Output the full listing below exactly, without the pictures.

Dataset entries:
* * *

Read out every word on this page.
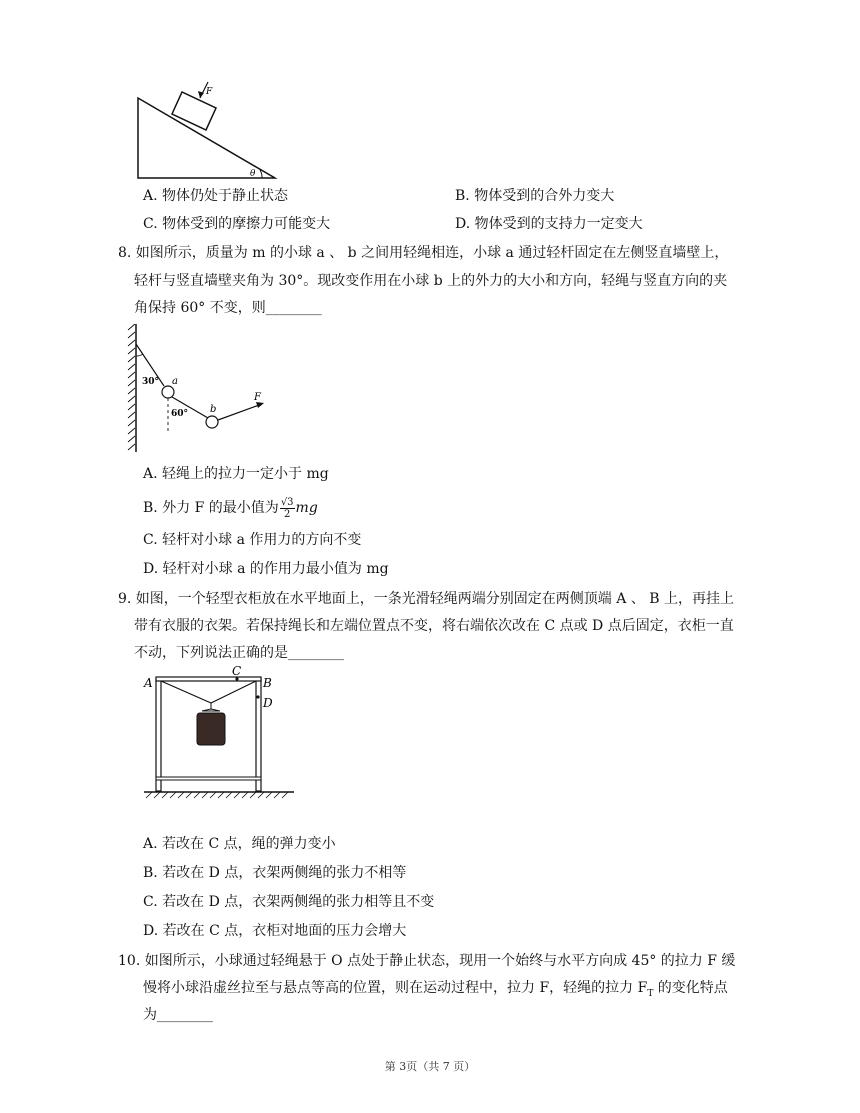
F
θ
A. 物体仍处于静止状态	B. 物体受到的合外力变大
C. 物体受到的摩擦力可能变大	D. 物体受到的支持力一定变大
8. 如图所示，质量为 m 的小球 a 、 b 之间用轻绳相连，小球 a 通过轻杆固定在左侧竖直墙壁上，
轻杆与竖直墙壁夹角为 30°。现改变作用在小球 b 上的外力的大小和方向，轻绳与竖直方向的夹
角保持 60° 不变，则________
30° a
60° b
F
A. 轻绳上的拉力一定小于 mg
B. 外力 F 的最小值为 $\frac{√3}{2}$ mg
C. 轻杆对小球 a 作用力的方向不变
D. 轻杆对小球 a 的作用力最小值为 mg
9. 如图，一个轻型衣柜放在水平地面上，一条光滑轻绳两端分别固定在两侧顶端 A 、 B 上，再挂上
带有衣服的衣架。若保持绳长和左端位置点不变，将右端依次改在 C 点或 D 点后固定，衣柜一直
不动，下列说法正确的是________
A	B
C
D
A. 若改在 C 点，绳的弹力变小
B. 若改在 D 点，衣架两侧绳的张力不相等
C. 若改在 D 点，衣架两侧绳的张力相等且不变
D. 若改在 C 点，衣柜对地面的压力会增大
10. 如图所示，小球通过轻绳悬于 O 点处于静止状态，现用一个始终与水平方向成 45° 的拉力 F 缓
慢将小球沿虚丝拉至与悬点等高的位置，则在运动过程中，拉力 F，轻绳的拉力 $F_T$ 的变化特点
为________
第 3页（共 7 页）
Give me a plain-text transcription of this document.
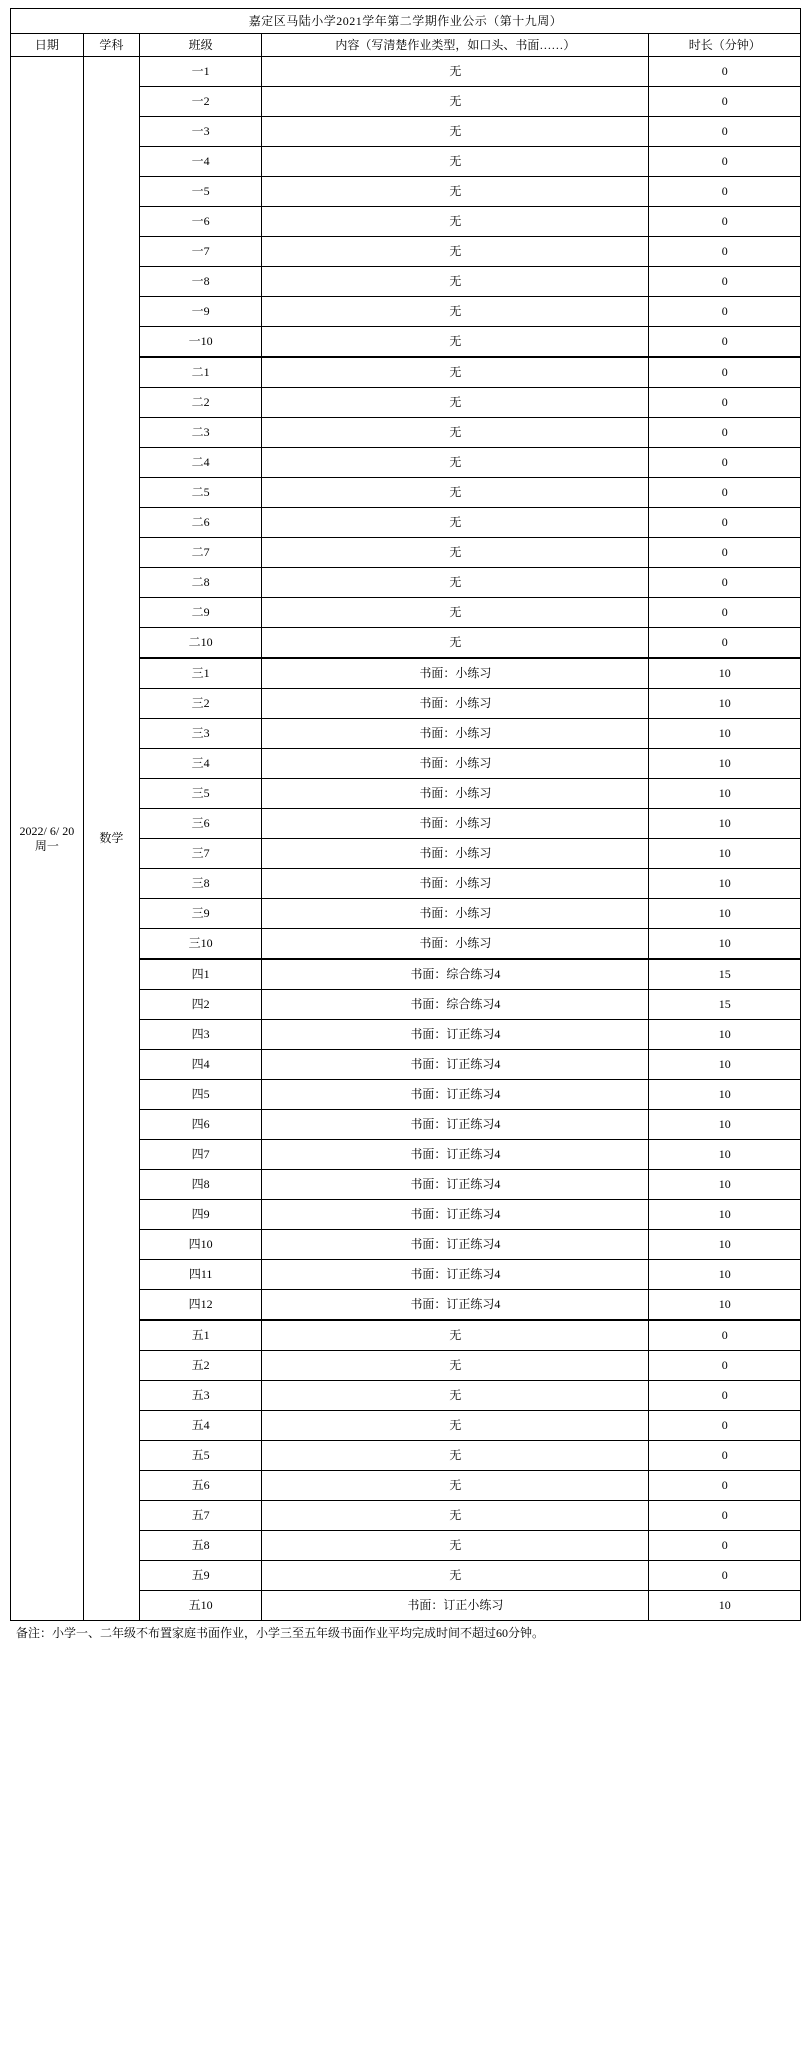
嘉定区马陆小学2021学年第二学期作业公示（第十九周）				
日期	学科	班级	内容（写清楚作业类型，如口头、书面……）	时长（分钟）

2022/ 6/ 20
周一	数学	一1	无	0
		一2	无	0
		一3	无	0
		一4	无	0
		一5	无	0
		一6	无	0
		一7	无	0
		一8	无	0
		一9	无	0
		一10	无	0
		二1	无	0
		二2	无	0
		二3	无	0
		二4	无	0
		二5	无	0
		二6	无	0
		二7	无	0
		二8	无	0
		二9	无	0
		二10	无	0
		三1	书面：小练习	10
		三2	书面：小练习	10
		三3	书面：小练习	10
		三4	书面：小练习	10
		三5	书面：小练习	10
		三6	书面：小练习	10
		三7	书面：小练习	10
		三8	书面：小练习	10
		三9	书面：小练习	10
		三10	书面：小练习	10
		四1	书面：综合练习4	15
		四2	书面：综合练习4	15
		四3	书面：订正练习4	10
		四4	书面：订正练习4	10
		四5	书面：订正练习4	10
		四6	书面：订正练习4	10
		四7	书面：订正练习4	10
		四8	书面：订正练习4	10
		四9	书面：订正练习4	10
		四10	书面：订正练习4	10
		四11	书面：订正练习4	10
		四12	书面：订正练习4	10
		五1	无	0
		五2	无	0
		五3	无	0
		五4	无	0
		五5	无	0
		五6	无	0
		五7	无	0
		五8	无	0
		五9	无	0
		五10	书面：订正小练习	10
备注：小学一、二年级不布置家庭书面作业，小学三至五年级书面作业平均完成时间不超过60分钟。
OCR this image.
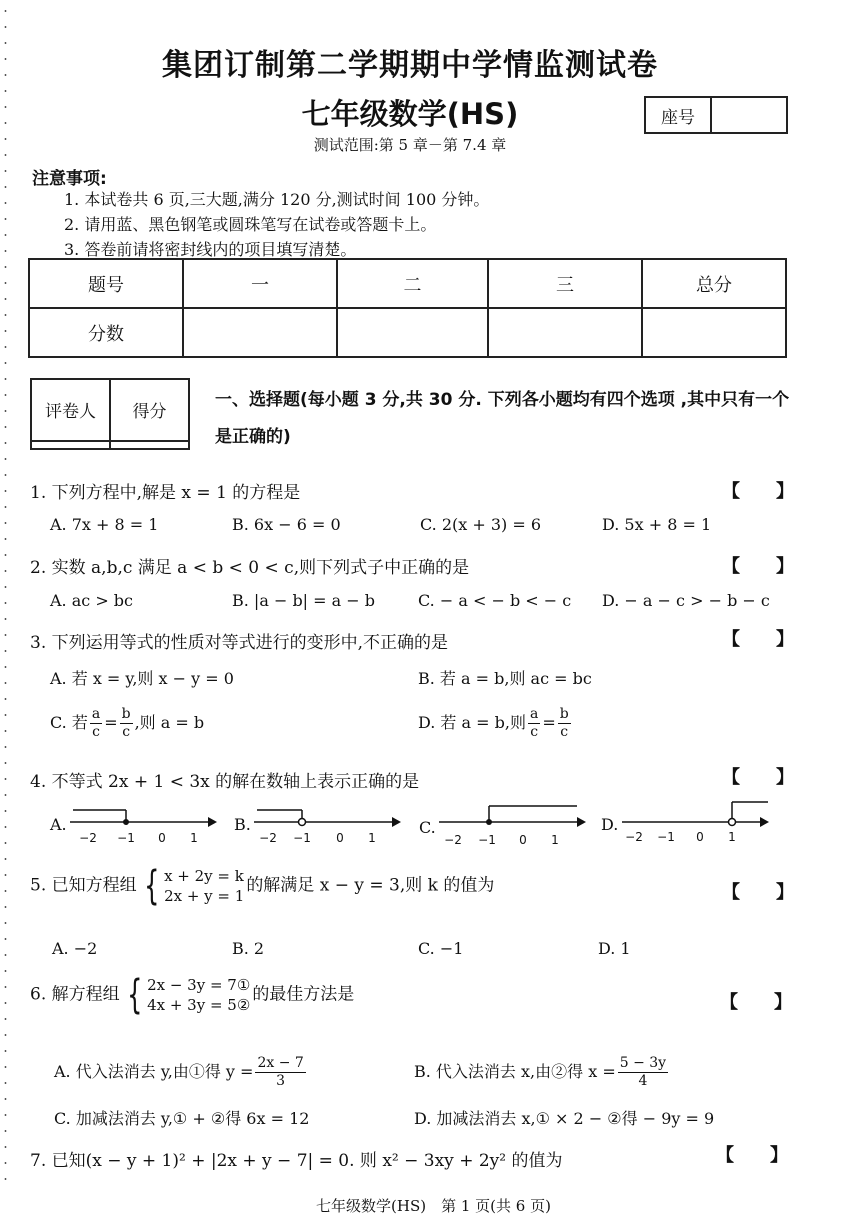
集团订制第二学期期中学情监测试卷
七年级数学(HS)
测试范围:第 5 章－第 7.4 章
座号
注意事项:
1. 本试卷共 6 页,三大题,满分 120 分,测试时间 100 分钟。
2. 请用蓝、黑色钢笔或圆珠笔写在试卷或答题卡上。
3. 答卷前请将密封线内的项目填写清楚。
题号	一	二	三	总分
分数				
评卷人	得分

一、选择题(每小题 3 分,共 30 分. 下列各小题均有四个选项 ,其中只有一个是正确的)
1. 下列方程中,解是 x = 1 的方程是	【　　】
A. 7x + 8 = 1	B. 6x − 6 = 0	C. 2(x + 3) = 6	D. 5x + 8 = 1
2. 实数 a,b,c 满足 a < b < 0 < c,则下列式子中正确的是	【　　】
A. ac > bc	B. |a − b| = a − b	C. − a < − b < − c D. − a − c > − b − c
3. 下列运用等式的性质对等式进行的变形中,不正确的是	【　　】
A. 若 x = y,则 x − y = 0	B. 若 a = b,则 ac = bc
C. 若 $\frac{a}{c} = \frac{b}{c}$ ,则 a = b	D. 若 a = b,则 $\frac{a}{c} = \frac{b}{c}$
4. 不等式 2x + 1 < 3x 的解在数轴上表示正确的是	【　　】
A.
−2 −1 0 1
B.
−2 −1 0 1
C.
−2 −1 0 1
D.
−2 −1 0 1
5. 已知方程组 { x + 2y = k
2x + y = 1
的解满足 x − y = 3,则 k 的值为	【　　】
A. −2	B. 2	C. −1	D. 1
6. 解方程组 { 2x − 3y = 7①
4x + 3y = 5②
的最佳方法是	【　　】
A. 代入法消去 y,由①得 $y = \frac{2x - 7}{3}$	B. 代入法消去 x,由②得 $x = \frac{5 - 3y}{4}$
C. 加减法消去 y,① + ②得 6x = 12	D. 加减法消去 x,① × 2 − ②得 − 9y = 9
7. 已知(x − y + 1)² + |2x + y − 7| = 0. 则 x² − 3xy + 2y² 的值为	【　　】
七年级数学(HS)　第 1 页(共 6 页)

* * *

Task output:
Read out every word on this page.
F
θ
A. 物体仍处于静止状态	B. 物体受到的合外力变大
C. 物体受到的摩擦力可能变大	D. 物体受到的支持力一定变大
8. 如图所示，质量为 m 的小球 a 、 b 之间用轻绳相连，小球 a 通过轻杆固定在左侧竖直墙壁上，
轻杆与竖直墙壁夹角为 30°。现改变作用在小球 b 上的外力的大小和方向，轻绳与竖直方向的夹
角保持 60° 不变，则________
30° a
60° b
F
A. 轻绳上的拉力一定小于 mg
B. 外力 F 的最小值为 $\frac{√3}{2}$ mg
C. 轻杆对小球 a 作用力的方向不变
D. 轻杆对小球 a 的作用力最小值为 mg
9. 如图，一个轻型衣柜放在水平地面上，一条光滑轻绳两端分别固定在两侧顶端 A 、 B 上，再挂上
带有衣服的衣架。若保持绳长和左端位置点不变，将右端依次改在 C 点或 D 点后固定，衣柜一直
不动，下列说法正确的是________
A	B
C
D
A. 若改在 C 点，绳的弹力变小
B. 若改在 D 点，衣架两侧绳的张力不相等
C. 若改在 D 点，衣架两侧绳的张力相等且不变
D. 若改在 C 点，衣柜对地面的压力会增大
10. 如图所示，小球通过轻绳悬于 O 点处于静止状态，现用一个始终与水平方向成 45° 的拉力 F 缓
慢将小球沿虚丝拉至与悬点等高的位置，则在运动过程中，拉力 F，轻绳的拉力 $F_T$ 的变化特点
为________
第 3页（共 7 页）
Give me a plain-text transcription of this document.
嘉定区马陆小学2021学年第二学期作业公示（第十九周）				
日期	学科	班级	内容（写清楚作业类型，如口头、书面……）	时长（分钟）

2022/ 6/ 20
周一	数学	一1	无	0
		一2	无	0
		一3	无	0
		一4	无	0
		一5	无	0
		一6	无	0
		一7	无	0
		一8	无	0
		一9	无	0
		一10	无	0
		二1	无	0
		二2	无	0
		二3	无	0
		二4	无	0
		二5	无	0
		二6	无	0
		二7	无	0
		二8	无	0
		二9	无	0
		二10	无	0
		三1	书面：小练习	10
		三2	书面：小练习	10
		三3	书面：小练习	10
		三4	书面：小练习	10
		三5	书面：小练习	10
		三6	书面：小练习	10
		三7	书面：小练习	10
		三8	书面：小练习	10
		三9	书面：小练习	10
		三10	书面：小练习	10
		四1	书面：综合练习4	15
		四2	书面：综合练习4	15
		四3	书面：订正练习4	10
		四4	书面：订正练习4	10
		四5	书面：订正练习4	10
		四6	书面：订正练习4	10
		四7	书面：订正练习4	10
		四8	书面：订正练习4	10
		四9	书面：订正练习4	10
		四10	书面：订正练习4	10
		四11	书面：订正练习4	10
		四12	书面：订正练习4	10
		五1	无	0
		五2	无	0
		五3	无	0
		五4	无	0
		五5	无	0
		五6	无	0
		五7	无	0
		五8	无	0
		五9	无	0
		五10	书面：订正小练习	10
备注：小学一、二年级不布置家庭书面作业，小学三至五年级书面作业平均完成时间不超过60分钟。
OCR this image.
集团订制第二学期期中学情监测试卷
七年级数学(HS)
测试范围:第 5 章－第 7.4 章
座号
注意事项:
1. 本试卷共 6 页,三大题,满分 120 分,测试时间 100 分钟。
2. 请用蓝、黑色钢笔或圆珠笔写在试卷或答题卡上。
3. 答卷前请将密封线内的项目填写清楚。
题号	一	二	三	总分
分数				
评卷人	得分

一、选择题(每小题 3 分,共 30 分. 下列各小题均有四个选项 ,其中只有一个是正确的)
1. 下列方程中,解是 x = 1 的方程是	【　　】
A. 7x + 8 = 1	B. 6x − 6 = 0	C. 2(x + 3) = 6	D. 5x + 8 = 1
2. 实数 a,b,c 满足 a < b < 0 < c,则下列式子中正确的是	【　　】
A. ac > bc	B. |a − b| = a − b	C. − a < − b < − c D. − a − c > − b − c
3. 下列运用等式的性质对等式进行的变形中,不正确的是	【　　】
A. 若 x = y,则 x − y = 0	B. 若 a = b,则 ac = bc
C. 若 $\frac{a}{c} = \frac{b}{c}$ ,则 a = b	D. 若 a = b,则 $\frac{a}{c} = \frac{b}{c}$
4. 不等式 2x + 1 < 3x 的解在数轴上表示正确的是	【　　】
A.
−2 −1 0 1
B.
−2 −1 0 1
C.
−2 −1 0 1
D.
−2 −1 0 1
5. 已知方程组 { x + 2y = k
2x + y = 1
的解满足 x − y = 3,则 k 的值为	【　　】
A. −2	B. 2	C. −1	D. 1
6. 解方程组 { 2x − 3y = 7①
4x + 3y = 5②
的最佳方法是	【　　】
A. 代入法消去 y,由①得 $y = \frac{2x - 7}{3}$	B. 代入法消去 x,由②得 $x = \frac{5 - 3y}{4}$
C. 加减法消去 y,① + ②得 6x = 12	D. 加减法消去 x,① × 2 − ②得 − 9y = 9
7. 已知(x − y + 1)² + |2x + y − 7| = 0. 则 x² − 3xy + 2y² 的值为	【　　】
七年级数学(HS)　第 1 页(共 6 页)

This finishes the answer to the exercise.